**OBJECTIVE:**
Which lines in the material below contain the word "Fixed"? Copy each of them.

[Stored data]
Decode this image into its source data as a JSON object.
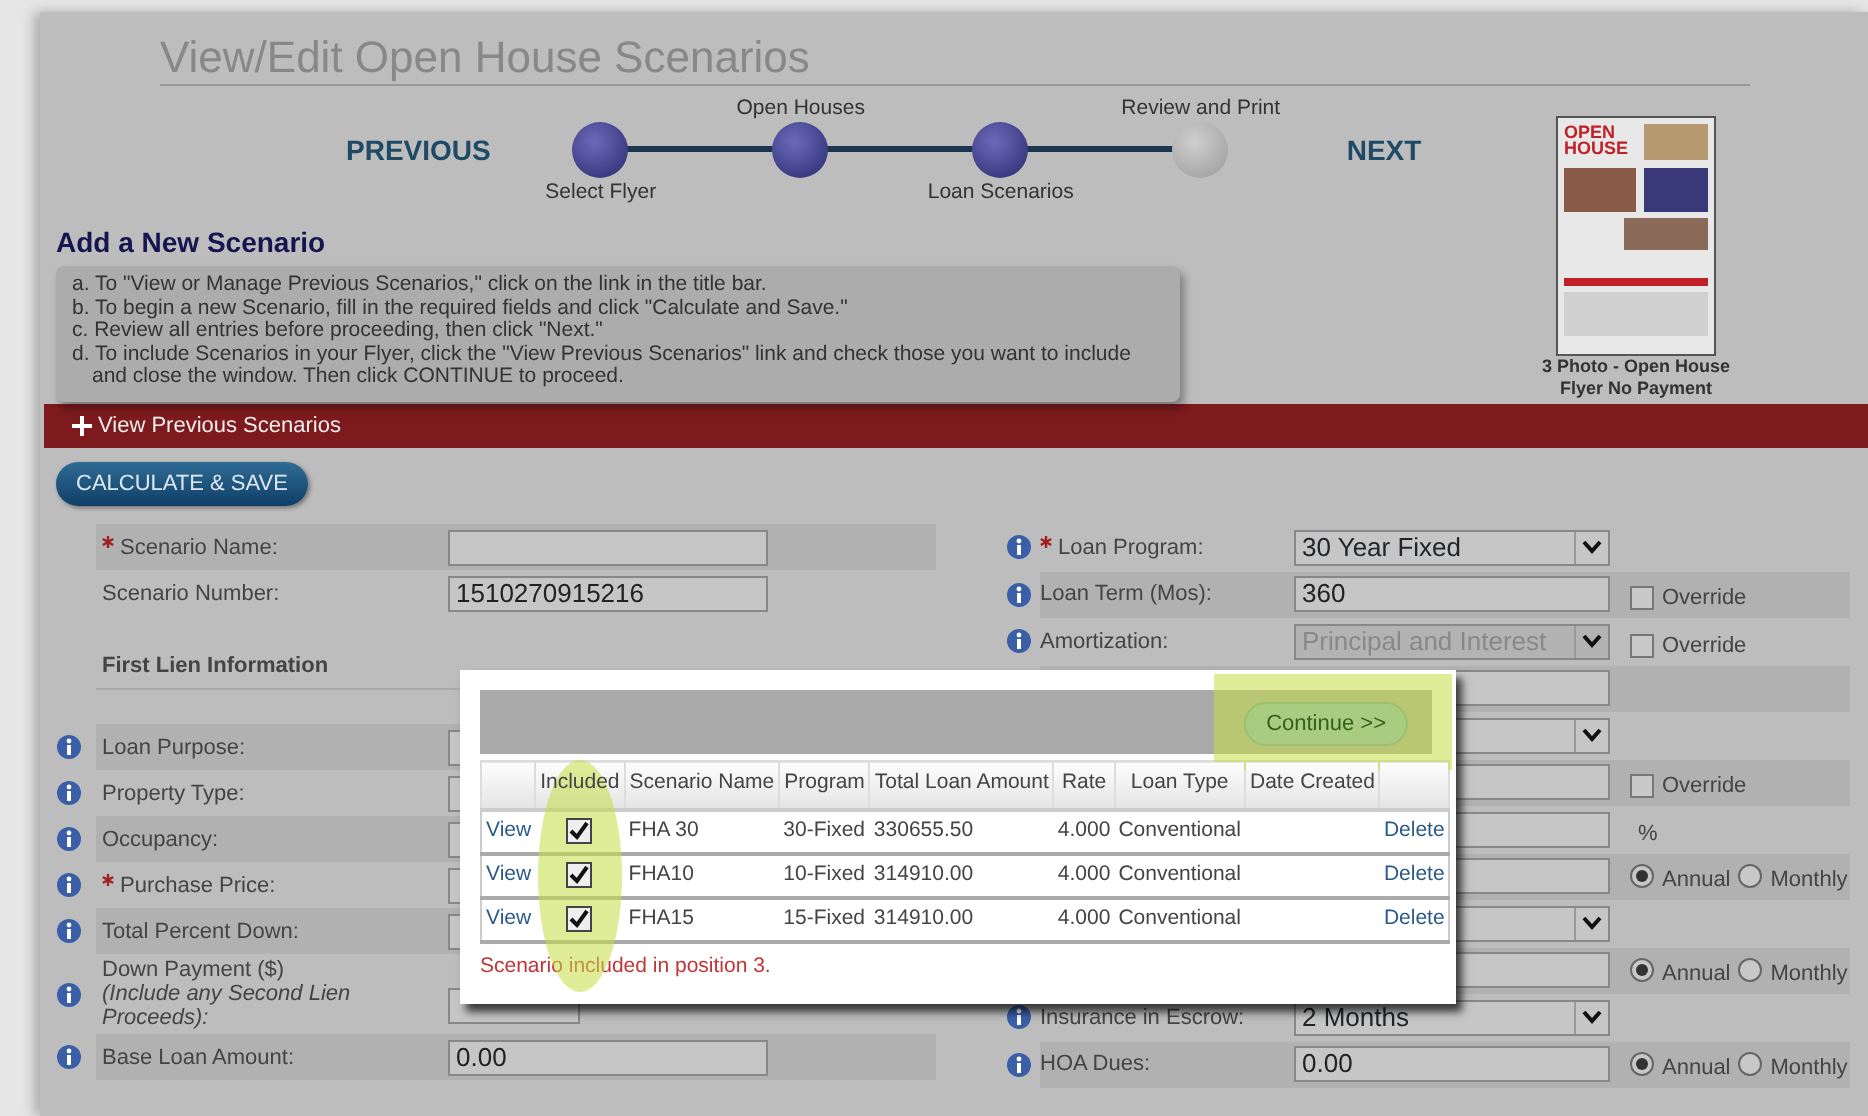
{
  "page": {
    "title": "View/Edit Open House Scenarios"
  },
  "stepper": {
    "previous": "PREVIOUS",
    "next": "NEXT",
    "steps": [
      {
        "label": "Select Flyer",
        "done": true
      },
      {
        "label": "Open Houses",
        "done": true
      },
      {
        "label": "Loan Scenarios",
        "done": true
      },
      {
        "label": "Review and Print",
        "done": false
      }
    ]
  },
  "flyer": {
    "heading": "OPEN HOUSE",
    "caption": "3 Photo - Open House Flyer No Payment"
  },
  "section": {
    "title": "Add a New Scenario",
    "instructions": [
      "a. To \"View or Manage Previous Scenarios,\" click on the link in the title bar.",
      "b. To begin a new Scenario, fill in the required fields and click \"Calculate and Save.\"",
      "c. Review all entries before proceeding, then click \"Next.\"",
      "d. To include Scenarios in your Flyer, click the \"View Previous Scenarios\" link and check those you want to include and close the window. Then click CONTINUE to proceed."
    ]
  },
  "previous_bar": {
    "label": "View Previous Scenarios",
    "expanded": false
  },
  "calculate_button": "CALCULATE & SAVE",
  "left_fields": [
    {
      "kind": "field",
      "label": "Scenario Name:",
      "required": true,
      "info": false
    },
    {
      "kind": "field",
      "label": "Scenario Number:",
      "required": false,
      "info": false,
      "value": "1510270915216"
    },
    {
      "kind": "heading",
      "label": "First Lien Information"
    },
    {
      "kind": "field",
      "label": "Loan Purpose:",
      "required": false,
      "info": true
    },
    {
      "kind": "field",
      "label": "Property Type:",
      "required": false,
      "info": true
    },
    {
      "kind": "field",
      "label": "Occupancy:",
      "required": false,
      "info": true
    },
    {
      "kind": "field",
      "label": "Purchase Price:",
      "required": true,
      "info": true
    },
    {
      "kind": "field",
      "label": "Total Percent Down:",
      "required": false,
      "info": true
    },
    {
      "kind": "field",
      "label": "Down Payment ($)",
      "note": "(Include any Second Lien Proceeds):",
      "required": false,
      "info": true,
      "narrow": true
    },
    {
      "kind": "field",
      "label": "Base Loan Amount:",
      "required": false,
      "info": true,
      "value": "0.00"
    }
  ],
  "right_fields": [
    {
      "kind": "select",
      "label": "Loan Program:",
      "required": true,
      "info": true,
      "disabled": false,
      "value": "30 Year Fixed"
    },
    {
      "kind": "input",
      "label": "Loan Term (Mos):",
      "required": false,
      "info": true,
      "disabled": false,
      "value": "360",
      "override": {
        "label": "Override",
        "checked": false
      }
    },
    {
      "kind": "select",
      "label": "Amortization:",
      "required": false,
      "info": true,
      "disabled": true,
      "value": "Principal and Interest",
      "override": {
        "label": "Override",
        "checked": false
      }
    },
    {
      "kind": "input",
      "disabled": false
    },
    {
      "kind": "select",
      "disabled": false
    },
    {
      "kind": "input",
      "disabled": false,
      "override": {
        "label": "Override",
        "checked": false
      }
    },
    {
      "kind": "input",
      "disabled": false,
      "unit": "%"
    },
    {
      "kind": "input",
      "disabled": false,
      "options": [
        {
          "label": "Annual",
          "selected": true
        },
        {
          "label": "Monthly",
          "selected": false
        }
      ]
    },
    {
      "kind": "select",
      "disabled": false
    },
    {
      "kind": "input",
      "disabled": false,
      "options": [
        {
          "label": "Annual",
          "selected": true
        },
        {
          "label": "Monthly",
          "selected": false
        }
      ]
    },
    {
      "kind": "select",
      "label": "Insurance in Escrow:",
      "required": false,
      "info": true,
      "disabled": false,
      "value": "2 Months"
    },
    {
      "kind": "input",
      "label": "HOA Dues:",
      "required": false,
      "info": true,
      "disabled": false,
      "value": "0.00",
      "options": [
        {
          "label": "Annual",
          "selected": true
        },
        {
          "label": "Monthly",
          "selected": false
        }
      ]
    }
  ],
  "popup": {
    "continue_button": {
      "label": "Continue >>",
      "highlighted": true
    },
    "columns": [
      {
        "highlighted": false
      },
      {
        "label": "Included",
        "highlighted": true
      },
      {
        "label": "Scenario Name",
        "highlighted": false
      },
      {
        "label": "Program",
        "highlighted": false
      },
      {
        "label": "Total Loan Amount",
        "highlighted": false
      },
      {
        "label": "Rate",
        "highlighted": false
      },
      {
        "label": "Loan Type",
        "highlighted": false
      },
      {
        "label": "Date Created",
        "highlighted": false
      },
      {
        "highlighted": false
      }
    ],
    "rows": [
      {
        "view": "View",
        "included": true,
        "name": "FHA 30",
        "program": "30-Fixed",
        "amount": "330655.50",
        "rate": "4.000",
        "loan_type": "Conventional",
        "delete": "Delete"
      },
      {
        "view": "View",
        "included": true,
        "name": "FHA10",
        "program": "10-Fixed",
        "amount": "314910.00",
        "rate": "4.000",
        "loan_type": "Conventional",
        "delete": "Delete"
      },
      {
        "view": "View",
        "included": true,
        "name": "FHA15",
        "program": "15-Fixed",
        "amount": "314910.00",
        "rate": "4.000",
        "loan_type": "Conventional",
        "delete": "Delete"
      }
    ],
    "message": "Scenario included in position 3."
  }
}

...

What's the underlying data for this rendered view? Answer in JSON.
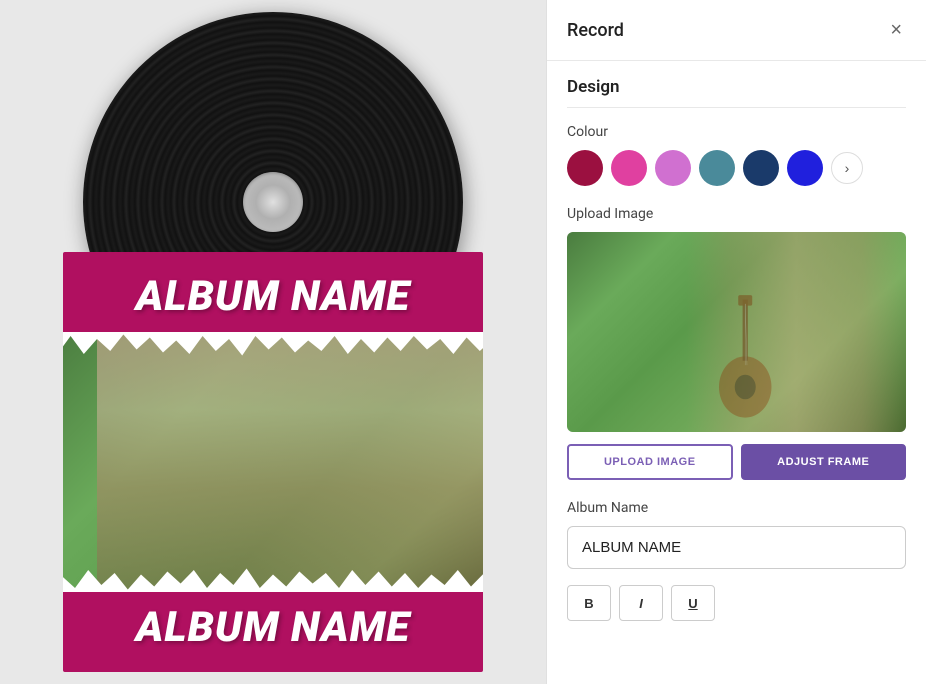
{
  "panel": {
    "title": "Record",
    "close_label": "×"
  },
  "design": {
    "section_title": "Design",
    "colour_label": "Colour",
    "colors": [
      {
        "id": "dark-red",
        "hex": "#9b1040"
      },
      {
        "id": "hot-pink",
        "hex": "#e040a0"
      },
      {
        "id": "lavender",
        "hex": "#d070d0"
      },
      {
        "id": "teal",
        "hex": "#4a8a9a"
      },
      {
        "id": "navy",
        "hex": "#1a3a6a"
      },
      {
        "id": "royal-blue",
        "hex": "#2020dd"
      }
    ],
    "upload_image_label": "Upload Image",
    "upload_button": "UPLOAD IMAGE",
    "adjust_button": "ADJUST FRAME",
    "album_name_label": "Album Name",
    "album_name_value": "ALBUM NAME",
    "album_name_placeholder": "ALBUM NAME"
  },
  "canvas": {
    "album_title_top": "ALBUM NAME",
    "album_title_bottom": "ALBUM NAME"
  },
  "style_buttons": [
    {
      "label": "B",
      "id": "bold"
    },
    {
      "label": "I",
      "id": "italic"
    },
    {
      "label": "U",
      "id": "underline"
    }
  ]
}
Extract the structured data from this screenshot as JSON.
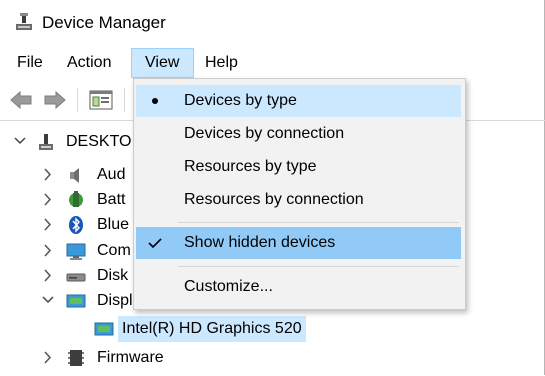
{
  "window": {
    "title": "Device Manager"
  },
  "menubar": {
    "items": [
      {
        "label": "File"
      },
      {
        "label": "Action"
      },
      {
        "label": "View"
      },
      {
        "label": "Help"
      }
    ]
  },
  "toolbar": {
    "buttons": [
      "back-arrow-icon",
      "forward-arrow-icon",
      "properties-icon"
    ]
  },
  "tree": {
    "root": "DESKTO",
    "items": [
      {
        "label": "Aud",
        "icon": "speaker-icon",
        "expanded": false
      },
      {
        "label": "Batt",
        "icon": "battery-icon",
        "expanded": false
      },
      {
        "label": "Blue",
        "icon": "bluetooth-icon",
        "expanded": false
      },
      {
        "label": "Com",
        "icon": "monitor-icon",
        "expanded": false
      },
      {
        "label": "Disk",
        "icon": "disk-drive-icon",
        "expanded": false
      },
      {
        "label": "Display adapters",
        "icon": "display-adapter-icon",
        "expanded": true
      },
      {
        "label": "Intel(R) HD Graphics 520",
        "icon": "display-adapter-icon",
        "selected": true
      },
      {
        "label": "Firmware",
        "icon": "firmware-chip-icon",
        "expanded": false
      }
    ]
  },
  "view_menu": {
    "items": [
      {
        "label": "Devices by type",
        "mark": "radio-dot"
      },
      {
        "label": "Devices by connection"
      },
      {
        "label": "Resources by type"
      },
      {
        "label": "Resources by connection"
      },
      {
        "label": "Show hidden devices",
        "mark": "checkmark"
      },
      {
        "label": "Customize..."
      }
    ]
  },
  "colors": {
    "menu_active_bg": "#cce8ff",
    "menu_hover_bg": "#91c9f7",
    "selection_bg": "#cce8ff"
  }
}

---

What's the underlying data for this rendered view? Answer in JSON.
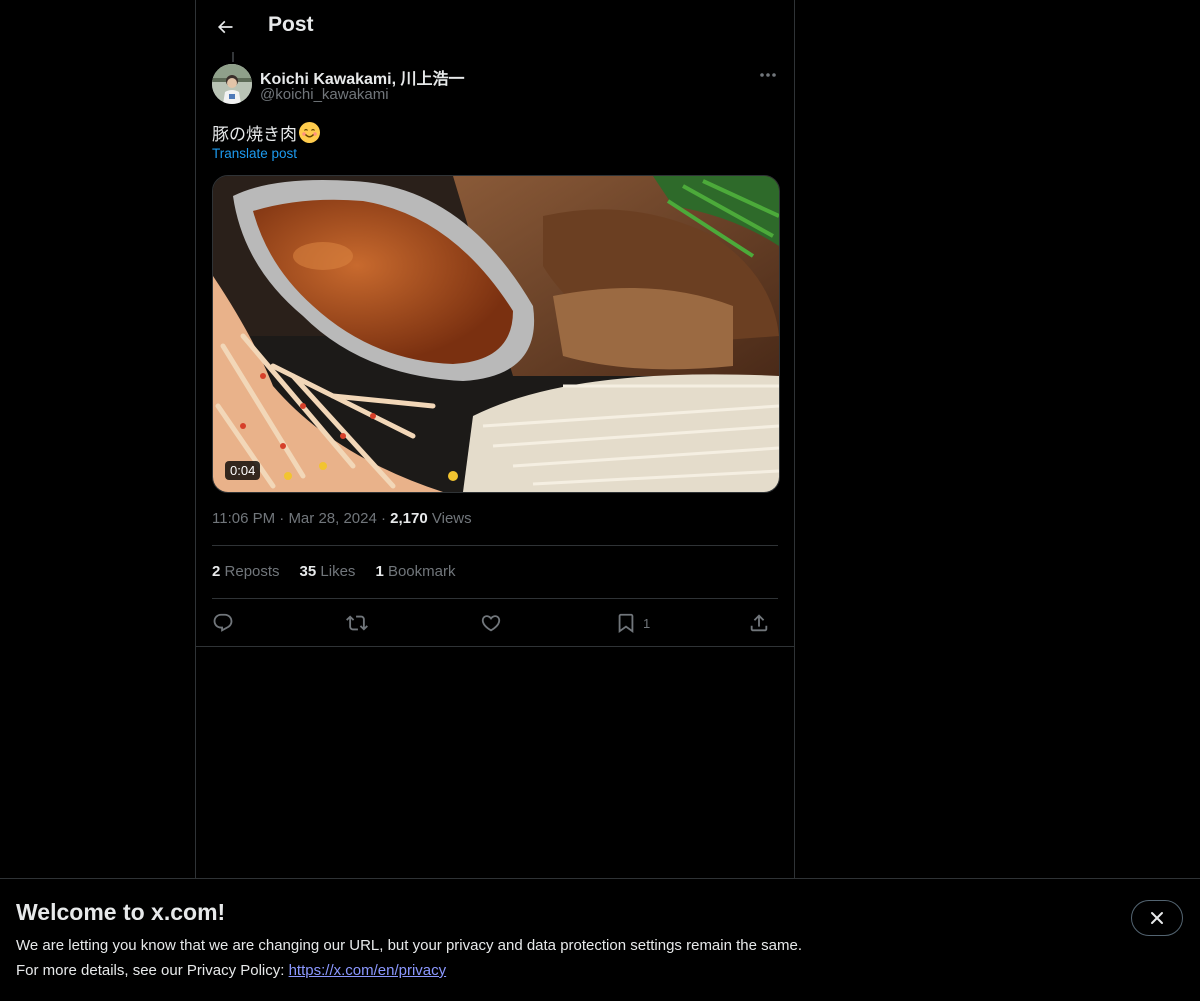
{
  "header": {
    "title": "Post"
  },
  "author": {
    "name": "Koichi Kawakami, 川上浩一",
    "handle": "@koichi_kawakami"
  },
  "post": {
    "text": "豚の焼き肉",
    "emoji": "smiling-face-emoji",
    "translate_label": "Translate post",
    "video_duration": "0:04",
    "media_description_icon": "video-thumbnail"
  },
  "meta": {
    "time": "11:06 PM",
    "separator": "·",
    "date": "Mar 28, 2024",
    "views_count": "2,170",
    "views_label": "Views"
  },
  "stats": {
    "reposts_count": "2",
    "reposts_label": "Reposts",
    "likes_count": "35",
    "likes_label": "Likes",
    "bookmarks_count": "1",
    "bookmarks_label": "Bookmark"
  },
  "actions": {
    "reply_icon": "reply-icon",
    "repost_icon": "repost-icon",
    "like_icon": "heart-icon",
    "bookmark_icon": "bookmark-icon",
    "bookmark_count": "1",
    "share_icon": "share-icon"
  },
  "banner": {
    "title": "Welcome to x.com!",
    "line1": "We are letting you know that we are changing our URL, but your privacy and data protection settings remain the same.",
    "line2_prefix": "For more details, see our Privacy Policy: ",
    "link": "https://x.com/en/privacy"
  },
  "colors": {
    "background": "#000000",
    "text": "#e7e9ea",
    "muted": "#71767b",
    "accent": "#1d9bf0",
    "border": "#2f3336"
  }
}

**RESPONSE FOR THIS EXERCISE:**
      "value": "30 Year Fixed"
        "program": "30-Fixed",
        "program": "10-Fixed",
        "program": "15-Fixed",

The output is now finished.